Supplied entries:

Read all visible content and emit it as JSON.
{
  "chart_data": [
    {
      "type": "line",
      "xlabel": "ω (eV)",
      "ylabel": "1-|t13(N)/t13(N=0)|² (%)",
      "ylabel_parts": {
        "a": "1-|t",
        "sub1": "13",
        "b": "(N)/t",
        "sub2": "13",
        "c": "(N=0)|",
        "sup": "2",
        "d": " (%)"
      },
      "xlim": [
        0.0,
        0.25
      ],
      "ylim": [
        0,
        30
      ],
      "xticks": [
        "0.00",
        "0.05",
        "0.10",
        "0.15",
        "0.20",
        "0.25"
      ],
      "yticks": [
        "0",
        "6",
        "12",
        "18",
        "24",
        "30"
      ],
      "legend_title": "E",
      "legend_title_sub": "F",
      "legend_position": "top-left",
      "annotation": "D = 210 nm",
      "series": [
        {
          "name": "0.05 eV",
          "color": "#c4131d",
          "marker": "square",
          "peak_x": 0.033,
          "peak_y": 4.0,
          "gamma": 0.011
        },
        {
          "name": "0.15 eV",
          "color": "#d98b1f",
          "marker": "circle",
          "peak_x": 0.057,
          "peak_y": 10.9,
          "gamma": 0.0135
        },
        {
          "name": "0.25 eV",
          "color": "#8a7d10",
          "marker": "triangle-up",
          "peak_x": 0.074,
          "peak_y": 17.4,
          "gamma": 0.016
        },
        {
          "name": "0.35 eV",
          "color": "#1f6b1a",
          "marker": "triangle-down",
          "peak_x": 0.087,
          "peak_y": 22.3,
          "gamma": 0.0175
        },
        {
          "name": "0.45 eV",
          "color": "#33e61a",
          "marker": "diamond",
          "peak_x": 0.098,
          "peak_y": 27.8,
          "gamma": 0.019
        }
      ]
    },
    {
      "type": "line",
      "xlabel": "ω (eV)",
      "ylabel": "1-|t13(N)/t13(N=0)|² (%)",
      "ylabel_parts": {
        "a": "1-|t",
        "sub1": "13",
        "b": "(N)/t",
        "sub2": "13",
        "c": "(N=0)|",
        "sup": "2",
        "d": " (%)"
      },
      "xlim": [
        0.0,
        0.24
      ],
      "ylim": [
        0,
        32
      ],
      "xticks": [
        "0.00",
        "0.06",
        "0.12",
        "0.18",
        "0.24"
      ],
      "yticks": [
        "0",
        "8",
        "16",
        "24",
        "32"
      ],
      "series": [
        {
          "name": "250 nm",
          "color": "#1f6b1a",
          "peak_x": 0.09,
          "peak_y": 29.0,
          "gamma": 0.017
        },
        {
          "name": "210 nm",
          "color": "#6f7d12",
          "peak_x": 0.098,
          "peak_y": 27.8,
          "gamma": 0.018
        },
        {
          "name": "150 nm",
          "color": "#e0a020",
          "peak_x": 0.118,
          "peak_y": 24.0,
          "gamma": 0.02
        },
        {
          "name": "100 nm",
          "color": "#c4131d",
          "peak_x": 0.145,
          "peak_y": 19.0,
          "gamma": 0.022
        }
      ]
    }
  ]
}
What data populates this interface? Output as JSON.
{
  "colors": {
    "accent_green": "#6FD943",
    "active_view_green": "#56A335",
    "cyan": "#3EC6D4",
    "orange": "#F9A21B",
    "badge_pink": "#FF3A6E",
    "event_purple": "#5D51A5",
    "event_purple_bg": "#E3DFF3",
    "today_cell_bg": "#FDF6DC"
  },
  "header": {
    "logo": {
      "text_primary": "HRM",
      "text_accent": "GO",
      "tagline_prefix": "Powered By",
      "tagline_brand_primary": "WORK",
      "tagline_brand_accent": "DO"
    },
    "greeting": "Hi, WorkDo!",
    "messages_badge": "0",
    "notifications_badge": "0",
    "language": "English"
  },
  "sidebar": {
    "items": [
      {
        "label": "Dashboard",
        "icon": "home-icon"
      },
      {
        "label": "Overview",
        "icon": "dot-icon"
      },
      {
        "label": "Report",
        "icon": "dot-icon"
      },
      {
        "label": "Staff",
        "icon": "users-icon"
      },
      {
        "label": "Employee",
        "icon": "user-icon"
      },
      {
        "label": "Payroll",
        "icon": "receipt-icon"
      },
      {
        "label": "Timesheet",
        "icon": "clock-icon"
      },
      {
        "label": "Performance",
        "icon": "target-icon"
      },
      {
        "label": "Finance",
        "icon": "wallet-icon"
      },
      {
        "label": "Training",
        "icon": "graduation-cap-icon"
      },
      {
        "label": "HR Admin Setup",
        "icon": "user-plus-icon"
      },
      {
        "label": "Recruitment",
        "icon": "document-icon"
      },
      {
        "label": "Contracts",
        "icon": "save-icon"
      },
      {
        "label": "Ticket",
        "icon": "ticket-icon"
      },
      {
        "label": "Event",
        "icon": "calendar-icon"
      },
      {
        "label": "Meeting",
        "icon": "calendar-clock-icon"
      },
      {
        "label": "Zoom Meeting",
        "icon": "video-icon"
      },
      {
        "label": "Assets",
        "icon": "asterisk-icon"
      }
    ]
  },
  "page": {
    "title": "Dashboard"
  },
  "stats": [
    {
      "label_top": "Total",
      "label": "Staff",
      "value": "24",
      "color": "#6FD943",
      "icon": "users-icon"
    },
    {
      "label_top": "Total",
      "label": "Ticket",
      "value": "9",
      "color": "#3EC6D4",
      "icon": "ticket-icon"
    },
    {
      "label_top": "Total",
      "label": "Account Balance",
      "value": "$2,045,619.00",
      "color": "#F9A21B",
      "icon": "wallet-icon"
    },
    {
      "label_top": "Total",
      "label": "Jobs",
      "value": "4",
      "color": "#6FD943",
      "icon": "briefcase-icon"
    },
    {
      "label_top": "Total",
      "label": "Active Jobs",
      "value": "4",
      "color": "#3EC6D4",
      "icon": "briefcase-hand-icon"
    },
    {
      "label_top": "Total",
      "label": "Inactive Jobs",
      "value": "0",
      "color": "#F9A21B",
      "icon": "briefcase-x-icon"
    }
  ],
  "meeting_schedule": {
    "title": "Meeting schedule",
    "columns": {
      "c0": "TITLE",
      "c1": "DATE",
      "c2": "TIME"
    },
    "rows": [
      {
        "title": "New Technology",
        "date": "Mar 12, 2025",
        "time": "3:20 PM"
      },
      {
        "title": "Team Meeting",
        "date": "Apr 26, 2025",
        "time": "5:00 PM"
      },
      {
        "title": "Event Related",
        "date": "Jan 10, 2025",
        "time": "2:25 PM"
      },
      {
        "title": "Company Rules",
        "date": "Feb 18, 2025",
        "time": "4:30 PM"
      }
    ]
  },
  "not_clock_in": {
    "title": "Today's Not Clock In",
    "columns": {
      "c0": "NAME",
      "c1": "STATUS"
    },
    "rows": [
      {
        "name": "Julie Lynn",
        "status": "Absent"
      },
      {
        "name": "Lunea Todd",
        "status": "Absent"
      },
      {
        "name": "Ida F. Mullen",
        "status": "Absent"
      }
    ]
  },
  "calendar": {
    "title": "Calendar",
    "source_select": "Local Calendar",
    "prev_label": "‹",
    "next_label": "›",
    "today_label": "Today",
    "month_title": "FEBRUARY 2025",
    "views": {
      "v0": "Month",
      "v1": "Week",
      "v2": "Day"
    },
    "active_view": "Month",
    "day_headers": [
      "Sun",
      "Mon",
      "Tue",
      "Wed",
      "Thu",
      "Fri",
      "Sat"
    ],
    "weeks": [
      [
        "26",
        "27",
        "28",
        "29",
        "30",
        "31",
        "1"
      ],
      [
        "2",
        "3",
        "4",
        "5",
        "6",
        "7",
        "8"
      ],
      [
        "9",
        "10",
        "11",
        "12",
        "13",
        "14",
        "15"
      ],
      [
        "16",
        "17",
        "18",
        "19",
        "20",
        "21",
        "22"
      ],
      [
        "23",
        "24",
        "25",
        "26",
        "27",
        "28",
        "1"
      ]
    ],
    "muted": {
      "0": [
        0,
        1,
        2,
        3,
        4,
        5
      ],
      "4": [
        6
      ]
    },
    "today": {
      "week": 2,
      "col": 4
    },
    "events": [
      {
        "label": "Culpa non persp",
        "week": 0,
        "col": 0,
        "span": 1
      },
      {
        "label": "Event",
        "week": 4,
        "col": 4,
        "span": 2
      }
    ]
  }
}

Short exercise: Copy and report every line where the word "Jobs" is present.

Exercise response:
      "label": "Jobs",
      "label": "Active Jobs",
      "label": "Inactive Jobs",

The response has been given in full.